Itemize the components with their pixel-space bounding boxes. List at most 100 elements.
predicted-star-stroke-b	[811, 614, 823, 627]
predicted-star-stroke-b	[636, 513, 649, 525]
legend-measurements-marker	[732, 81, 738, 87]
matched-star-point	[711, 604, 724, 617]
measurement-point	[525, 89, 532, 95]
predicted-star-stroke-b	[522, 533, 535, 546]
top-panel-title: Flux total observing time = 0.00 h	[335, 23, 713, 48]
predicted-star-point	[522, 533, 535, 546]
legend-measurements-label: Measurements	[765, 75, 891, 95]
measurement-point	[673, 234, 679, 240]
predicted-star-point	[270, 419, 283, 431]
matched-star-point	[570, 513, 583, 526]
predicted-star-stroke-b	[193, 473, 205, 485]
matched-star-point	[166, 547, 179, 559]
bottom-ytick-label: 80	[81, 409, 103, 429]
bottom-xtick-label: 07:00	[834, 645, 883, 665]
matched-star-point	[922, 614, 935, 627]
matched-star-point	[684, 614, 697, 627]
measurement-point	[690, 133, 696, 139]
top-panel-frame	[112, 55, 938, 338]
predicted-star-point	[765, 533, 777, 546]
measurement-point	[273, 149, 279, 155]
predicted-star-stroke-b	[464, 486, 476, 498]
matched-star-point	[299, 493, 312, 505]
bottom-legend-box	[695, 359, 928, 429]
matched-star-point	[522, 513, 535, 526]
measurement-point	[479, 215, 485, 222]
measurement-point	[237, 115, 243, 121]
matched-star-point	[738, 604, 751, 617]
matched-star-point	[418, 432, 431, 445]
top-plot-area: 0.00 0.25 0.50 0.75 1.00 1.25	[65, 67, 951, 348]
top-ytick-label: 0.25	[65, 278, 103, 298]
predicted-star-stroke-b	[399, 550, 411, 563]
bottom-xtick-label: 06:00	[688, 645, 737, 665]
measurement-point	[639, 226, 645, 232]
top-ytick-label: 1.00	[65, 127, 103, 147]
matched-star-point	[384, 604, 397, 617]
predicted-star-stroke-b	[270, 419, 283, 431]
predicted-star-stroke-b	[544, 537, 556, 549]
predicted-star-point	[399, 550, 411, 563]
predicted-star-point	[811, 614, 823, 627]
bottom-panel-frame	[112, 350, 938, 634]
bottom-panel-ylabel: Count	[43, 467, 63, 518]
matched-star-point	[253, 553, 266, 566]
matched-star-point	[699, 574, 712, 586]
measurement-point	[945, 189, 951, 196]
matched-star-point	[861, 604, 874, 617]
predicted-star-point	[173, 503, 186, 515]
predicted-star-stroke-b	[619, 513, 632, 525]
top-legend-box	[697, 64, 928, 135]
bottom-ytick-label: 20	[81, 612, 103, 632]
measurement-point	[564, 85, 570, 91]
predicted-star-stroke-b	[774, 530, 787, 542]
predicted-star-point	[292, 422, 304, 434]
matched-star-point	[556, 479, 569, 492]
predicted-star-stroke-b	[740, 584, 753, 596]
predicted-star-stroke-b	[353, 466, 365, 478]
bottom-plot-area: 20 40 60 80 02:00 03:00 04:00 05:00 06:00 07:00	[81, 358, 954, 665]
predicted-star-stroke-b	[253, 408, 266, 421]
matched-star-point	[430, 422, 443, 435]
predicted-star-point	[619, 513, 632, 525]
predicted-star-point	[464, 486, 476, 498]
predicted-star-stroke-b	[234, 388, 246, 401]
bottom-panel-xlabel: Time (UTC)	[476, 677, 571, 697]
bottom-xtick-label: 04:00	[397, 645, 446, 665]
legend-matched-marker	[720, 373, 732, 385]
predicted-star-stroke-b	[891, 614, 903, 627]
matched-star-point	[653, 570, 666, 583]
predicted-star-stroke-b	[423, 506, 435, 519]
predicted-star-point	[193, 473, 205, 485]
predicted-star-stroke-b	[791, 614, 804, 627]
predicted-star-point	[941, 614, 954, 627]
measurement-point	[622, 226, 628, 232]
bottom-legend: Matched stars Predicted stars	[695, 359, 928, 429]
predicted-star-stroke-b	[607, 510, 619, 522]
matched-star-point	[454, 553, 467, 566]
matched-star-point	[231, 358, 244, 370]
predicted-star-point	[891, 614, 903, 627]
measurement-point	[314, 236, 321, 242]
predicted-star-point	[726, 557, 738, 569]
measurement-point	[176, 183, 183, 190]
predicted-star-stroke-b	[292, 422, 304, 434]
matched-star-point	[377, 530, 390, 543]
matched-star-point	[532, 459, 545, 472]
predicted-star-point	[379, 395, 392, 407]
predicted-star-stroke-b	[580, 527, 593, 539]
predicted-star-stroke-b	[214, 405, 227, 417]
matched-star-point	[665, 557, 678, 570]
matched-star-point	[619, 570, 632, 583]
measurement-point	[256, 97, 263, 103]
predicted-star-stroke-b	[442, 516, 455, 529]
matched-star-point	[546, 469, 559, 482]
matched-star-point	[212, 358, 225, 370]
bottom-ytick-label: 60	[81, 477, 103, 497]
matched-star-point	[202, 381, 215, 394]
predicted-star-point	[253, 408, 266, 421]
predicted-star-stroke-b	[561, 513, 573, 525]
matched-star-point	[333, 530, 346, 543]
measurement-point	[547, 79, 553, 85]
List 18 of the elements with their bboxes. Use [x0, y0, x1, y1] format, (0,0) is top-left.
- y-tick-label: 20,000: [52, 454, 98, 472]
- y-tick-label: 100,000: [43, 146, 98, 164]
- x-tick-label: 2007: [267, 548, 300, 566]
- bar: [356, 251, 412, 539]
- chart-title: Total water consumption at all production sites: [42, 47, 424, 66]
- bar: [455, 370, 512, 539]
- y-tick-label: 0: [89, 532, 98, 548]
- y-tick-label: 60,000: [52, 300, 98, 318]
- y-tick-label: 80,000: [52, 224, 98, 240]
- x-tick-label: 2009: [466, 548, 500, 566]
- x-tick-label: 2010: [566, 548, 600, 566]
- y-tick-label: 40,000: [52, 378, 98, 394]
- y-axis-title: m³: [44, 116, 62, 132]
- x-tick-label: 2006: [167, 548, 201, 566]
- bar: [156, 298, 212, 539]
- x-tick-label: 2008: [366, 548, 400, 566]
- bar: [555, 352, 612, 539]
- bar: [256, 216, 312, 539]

● ● ● ●

* **WHAT IS EXPECTED**
Can you arrange the lines above as a Markdown table with the columns No. and Text, giving each line its row number and leaving out any blank lines?

* **EXERCISE RESULT**
| No. | Text |
|---|---|
| 1 | Itemize the components with their pixel-space bounding boxes. List at most 100 elements. |
| 2 | predicted-star-stroke-b	[811, 614, 823, 627] |
| 3 | predicted-star-stroke-b	[636, 513, 649, 525] |
| 4 | legend-measurements-marker	[732, 81, 738, 87] |
| 5 | matched-star-point	[711, 604, 724, 617] |
| 6 | measurement-point	[525, 89, 532, 95] |
| 7 | predicted-star-stroke-b	[522, 533, 535, 546] |
| 8 | top-panel-title: Flux total observing time = 0.00 h	[335, 23, 713, 48] |
| 9 | predicted-star-point	[522, 533, 535, 546] |
| 10 | legend-measurements-label: Measurements	[765, 75, 891, 95] |
| 11 | measurement-point	[673, 234, 679, 240] |
| 12 | predicted-star-point	[270, 419, 283, 431] |
| 13 | matched-star-point	[570, 513, 583, 526] |
| 14 | predicted-star-stroke-b	[193, 473, 205, 485] |
| 15 | matched-star-point	[166, 547, 179, 559] |
| 16 | bottom-ytick-label: 80	[81, 409, 103, 429] |
| 17 | bottom-xtick-label: 07:00	[834, 645, 883, 665] |
| 18 | matched-star-point	[922, 614, 935, 627] |
| 19 | matched-star-point	[684, 614, 697, 627] |
| 20 | measurement-point	[690, 133, 696, 139] |
| 21 | top-panel-frame	[112, 55, 938, 338] |
| 22 | predicted-star-point	[765, 533, 777, 546] |
| 23 | measurement-point	[273, 149, 279, 155] |
| 24 | predicted-star-stroke-b	[464, 486, 476, 498] |
| 25 | matched-star-point	[299, 493, 312, 505] |
| 26 | bottom-legend-box	[695, 359, 928, 429] |
| 27 | matched-star-point	[522, 513, 535, 526] |
| 28 | measurement-point	[479, 215, 485, 222] |
| 29 | measurement-point	[237, 115, 243, 121] |
| 30 | matched-star-point	[738, 604, 751, 617] |
| 31 | matched-star-point	[418, 432, 431, 445] |
| 32 | top-plot-area: 0.00 0.25 0.50 0.75 1.00 1.25	[65, 67, 951, 348] |
| 33 | top-ytick-label: 0.25	[65, 278, 103, 298] |
| 34 | predicted-star-stroke-b	[399, 550, 411, 563] |
| 35 | bottom-xtick-label: 06:00	[688, 645, 737, 665] |
| 36 | measurement-point	[639, 226, 645, 232] |
| 37 | top-ytick-label: 1.00	[65, 127, 103, 147] |
| 38 | matched-star-point	[384, 604, 397, 617] |
| 39 | predicted-star-stroke-b	[270, 419, 283, 431] |
| 40 | predicted-star-stroke-b	[544, 537, 556, 549] |
| 41 | predicted-star-point	[399, 550, 411, 563] |
| 42 | predicted-star-point	[811, 614, 823, 627] |
| 43 | bottom-panel-frame	[112, 350, 938, 634] |
| 44 | bottom-panel-ylabel: Count	[43, 467, 63, 518] |
| 45 | matched-star-point	[253, 553, 266, 566] |
| 46 | matched-star-point	[699, 574, 712, 586] |
| 47 | measurement-point	[945, 189, 951, 196] |
| 48 | matched-star-point	[861, 604, 874, 617] |
| 49 | predicted-star-point	[173, 503, 186, 515] |
| 50 | predicted-star-stroke-b	[619, 513, 632, 525] |
| 51 | top-legend-box	[697, 64, 928, 135] |
| 52 | bottom-ytick-label: 20	[81, 612, 103, 632] |
| 53 | measurement-point	[564, 85, 570, 91] |
| 54 | predicted-star-stroke-b	[774, 530, 787, 542] |
| 55 | predicted-star-point	[292, 422, 304, 434] |
| 56 | matched-star-point	[556, 479, 569, 492] |
| 57 | predicted-star-stroke-b	[740, 584, 753, 596] |
| 58 | predicted-star-stroke-b	[353, 466, 365, 478] |
| 59 | bottom-plot-area: 20 40 60 80 02:00 03:00 04:00 05:00 06:00 07:00	[81, 358, 954, 665] |
| 60 | predicted-star-stroke-b	[253, 408, 266, 421] |
| 61 | matched-star-point	[430, 422, 443, 435] |
| 62 | predicted-star-point	[619, 513, 632, 525] |
| 63 | predicted-star-point	[464, 486, 476, 498] |
| 64 | predicted-star-stroke-b	[234, 388, 246, 401] |
| 65 | bottom-panel-xlabel: Time (UTC)	[476, 677, 571, 697] |
| 66 | bottom-xtick-label: 04:00	[397, 645, 446, 665] |
| 67 | legend-matched-marker	[720, 373, 732, 385] |
| 68 | predicted-star-stroke-b	[891, 614, 903, 627] |
| 69 | matched-star-point	[653, 570, 666, 583] |
| 70 | predicted-star-stroke-b	[423, 506, 435, 519] |
| 71 | predicted-star-point	[193, 473, 205, 485] |
| 72 | predicted-star-stroke-b	[791, 614, 804, 627] |
| 73 | predicted-star-point	[941, 614, 954, 627] |
| 74 | measurement-point	[622, 226, 628, 232] |
| 75 | bottom-legend: Matched stars Predicted stars	[695, 359, 928, 429] |
| 76 | predicted-star-stroke-b	[607, 510, 619, 522] |
| 77 | matched-star-point	[454, 553, 467, 566] |
| 78 | matched-star-point	[231, 358, 244, 370] |
| 79 | predicted-star-point	[891, 614, 903, 627] |
| 80 | measurement-point	[314, 236, 321, 242] |
| 81 | predicted-star-point	[726, 557, 738, 569] |
| 82 | measurement-point	[176, 183, 183, 190] |
| 83 | predicted-star-stroke-b	[292, 422, 304, 434] |
| 84 | matched-star-point	[377, 530, 390, 543] |
| 85 | matched-star-point	[532, 459, 545, 472] |
| 86 | predicted-star-point	[379, 395, 392, 407] |
| 87 | predicted-star-stroke-b	[580, 527, 593, 539] |
| 88 | predicted-star-stroke-b	[214, 405, 227, 417] |
| 89 | matched-star-point	[665, 557, 678, 570] |
| 90 | matched-star-point	[619, 570, 632, 583] |
| 91 | measurement-point	[256, 97, 263, 103] |
| 92 | predicted-star-stroke-b	[442, 516, 455, 529] |
| 93 | matched-star-point	[546, 469, 559, 482] |
| 94 | matched-star-point	[212, 358, 225, 370] |
| 95 | bottom-ytick-label: 60	[81, 477, 103, 497] |
| 96 | matched-star-point	[202, 381, 215, 394] |
| 97 | predicted-star-point	[253, 408, 266, 421] |
| 98 | predicted-star-stroke-b	[561, 513, 573, 525] |
| 99 | matched-star-point	[333, 530, 346, 543] |
| 100 | measurement-point	[547, 79, 553, 85] |
| 101 | List 18 of the elements with their bboxes. Use [x0, y0, x1, y1] format, (0,0) is top-left. |
| 102 | - y-tick-label: 20,000: [52, 454, 98, 472] |
| 103 | - y-tick-label: 100,000: [43, 146, 98, 164] |
| 104 | - x-tick-label: 2007: [267, 548, 300, 566] |
| 105 | - bar: [356, 251, 412, 539] |
| 106 | - chart-title: Total water consumption at all production sites: [42, 47, 424, 66] |
| 107 | - bar: [455, 370, 512, 539] |
| 108 | - y-tick-label: 0: [89, 532, 98, 548] |
| 109 | - y-tick-label: 60,000: [52, 300, 98, 318] |
| 110 | - y-tick-label: 80,000: [52, 224, 98, 240] |
| 111 | - x-tick-label: 2009: [466, 548, 500, 566] |
| 112 | - x-tick-label: 2010: [566, 548, 600, 566] |
| 113 | - y-tick-label: 40,000: [52, 378, 98, 394] |
| 114 | - y-axis-title: m³: [44, 116, 62, 132] |
| 115 | - x-tick-label: 2006: [167, 548, 201, 566] |
| 116 | - bar: [156, 298, 212, 539] |
| 117 | - x-tick-label: 2008: [366, 548, 400, 566] |
| 118 | - bar: [555, 352, 612, 539] |
| 119 | - bar: [256, 216, 312, 539] |